┌──

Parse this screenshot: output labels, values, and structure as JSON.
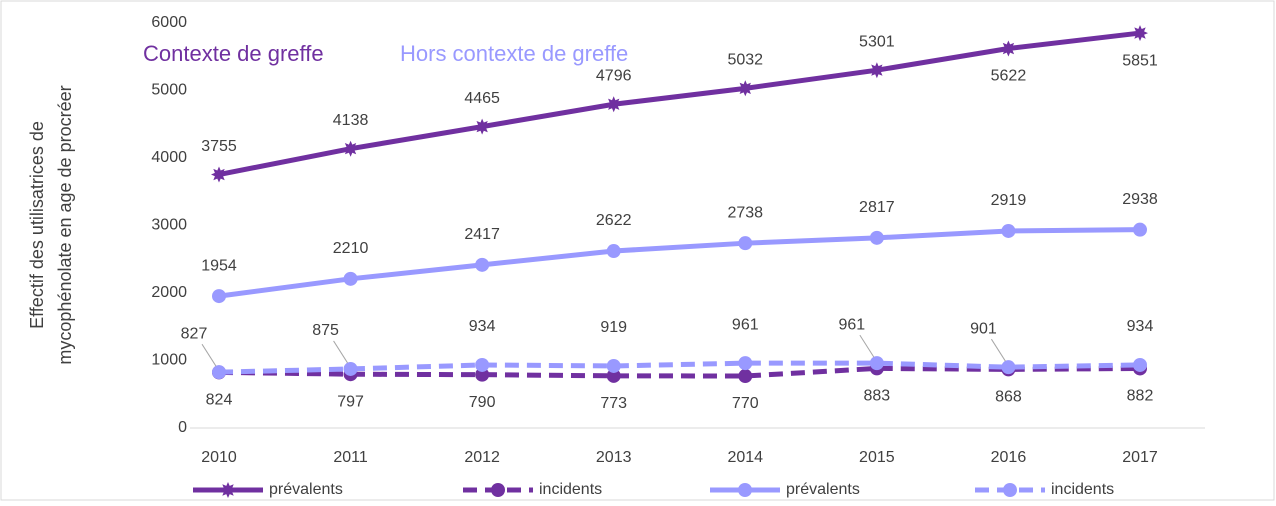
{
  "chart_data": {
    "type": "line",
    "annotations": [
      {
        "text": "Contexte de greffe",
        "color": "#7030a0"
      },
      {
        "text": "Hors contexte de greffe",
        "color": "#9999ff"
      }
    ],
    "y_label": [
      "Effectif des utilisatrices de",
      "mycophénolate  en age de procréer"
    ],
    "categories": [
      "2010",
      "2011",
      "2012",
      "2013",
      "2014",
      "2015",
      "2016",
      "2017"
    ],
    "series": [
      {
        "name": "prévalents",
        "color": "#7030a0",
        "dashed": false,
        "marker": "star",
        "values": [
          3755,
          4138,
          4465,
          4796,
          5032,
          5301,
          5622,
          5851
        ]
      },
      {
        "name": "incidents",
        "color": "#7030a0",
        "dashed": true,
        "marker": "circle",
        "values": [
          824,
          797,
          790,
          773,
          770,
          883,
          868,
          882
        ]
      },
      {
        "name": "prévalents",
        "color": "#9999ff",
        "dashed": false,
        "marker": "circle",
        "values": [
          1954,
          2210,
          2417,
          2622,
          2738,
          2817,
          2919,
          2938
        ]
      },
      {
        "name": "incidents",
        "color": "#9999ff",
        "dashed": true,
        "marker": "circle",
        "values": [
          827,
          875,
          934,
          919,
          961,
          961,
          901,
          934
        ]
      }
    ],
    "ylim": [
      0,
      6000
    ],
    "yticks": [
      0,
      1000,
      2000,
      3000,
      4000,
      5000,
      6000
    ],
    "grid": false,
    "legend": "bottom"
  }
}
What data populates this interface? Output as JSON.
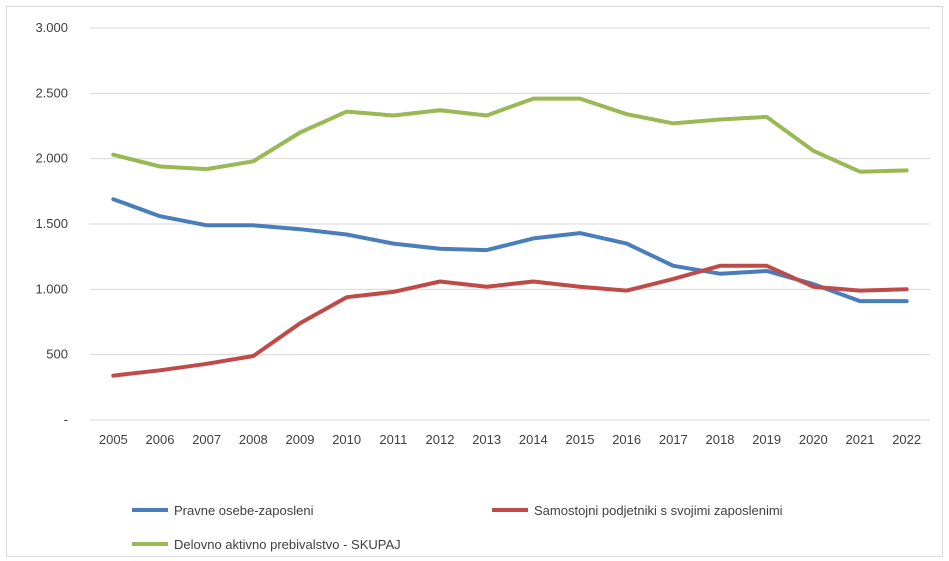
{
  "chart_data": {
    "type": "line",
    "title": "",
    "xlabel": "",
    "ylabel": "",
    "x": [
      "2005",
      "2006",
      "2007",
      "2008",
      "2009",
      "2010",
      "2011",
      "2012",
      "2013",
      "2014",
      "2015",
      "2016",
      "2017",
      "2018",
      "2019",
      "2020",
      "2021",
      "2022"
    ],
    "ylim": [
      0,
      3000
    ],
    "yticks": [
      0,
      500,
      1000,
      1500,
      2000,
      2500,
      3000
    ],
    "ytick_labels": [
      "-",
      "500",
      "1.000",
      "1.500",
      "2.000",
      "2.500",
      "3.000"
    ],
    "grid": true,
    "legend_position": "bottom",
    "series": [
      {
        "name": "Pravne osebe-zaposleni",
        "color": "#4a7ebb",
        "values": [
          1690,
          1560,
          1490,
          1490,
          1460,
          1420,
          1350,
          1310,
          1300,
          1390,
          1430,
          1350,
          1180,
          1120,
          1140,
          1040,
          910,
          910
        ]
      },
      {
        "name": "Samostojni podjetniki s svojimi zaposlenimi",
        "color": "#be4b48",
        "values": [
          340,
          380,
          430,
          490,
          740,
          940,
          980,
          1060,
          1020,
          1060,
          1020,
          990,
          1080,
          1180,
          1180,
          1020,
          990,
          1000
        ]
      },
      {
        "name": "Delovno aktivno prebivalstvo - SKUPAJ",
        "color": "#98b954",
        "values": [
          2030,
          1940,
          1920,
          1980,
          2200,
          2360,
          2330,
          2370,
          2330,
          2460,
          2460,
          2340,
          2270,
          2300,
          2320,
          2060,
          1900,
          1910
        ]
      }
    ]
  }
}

└──
┌──

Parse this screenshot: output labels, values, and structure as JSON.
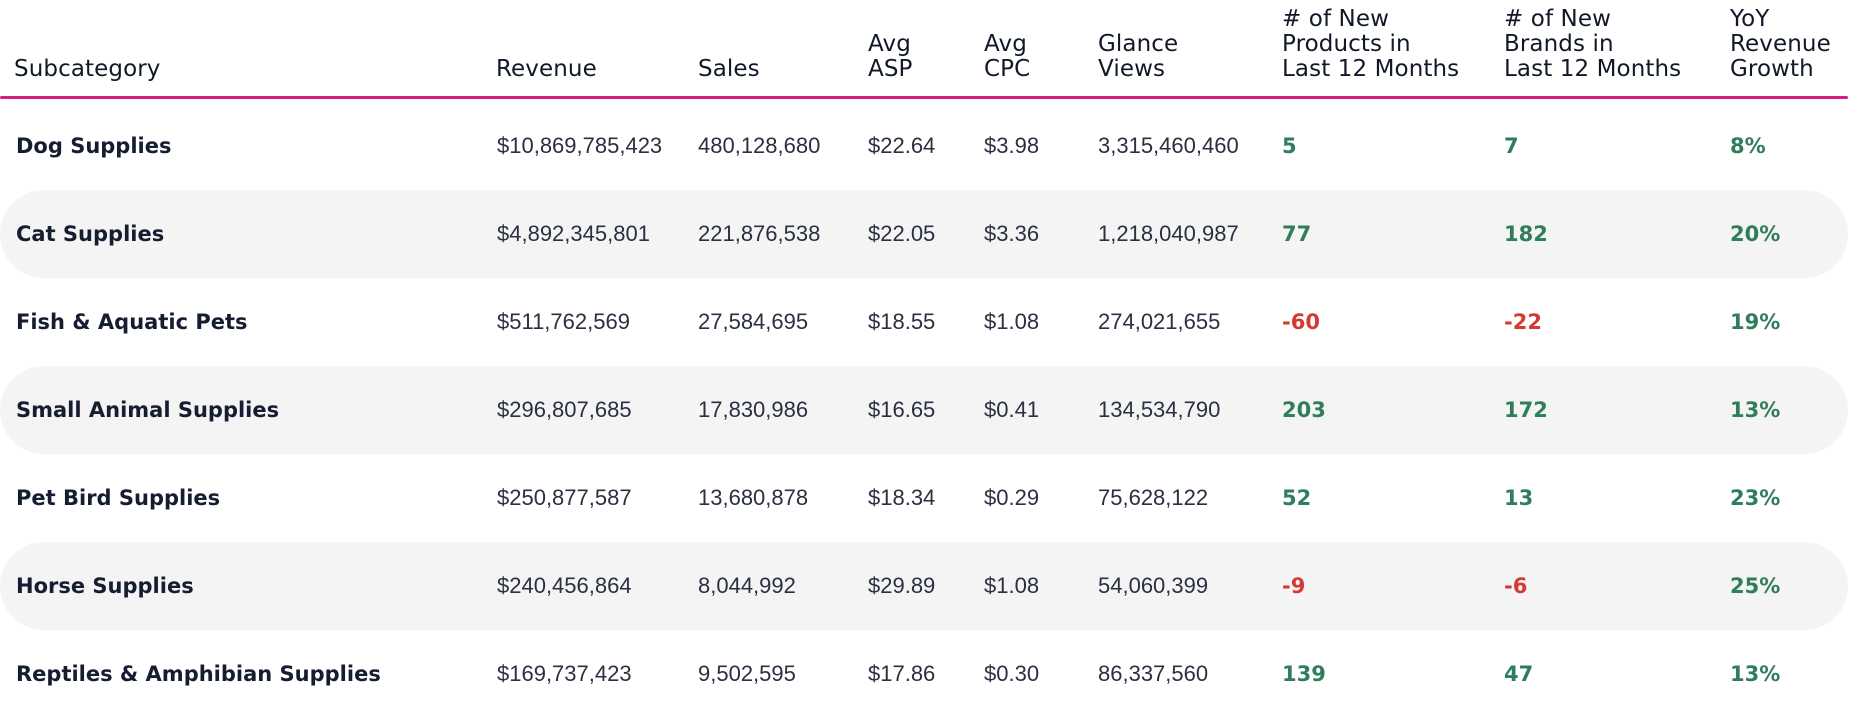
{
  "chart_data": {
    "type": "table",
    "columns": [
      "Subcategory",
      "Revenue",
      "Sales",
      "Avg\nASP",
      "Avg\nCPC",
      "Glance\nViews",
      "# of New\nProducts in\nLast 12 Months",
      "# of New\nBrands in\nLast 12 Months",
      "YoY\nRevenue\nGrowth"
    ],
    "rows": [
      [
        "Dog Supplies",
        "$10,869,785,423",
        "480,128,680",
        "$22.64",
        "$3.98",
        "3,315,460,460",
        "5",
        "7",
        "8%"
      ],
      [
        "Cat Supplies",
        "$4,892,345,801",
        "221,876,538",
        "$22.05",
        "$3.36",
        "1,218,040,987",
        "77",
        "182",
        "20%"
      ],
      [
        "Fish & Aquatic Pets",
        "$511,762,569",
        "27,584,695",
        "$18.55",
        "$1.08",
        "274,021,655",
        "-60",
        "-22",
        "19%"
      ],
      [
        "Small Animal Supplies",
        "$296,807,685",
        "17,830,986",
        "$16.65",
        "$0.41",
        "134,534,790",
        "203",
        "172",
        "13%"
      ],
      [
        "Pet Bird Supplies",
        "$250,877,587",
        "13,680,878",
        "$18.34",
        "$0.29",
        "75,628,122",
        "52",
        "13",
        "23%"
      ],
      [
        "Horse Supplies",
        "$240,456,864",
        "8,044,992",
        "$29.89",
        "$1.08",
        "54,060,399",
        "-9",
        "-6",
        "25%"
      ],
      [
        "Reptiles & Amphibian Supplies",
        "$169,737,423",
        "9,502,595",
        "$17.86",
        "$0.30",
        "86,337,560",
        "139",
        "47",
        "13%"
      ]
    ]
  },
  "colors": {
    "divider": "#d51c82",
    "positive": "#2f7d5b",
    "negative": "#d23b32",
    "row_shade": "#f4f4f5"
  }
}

└──

Report the number of lines above that contain the word "nLast", and only that number.

*Final answer*. 2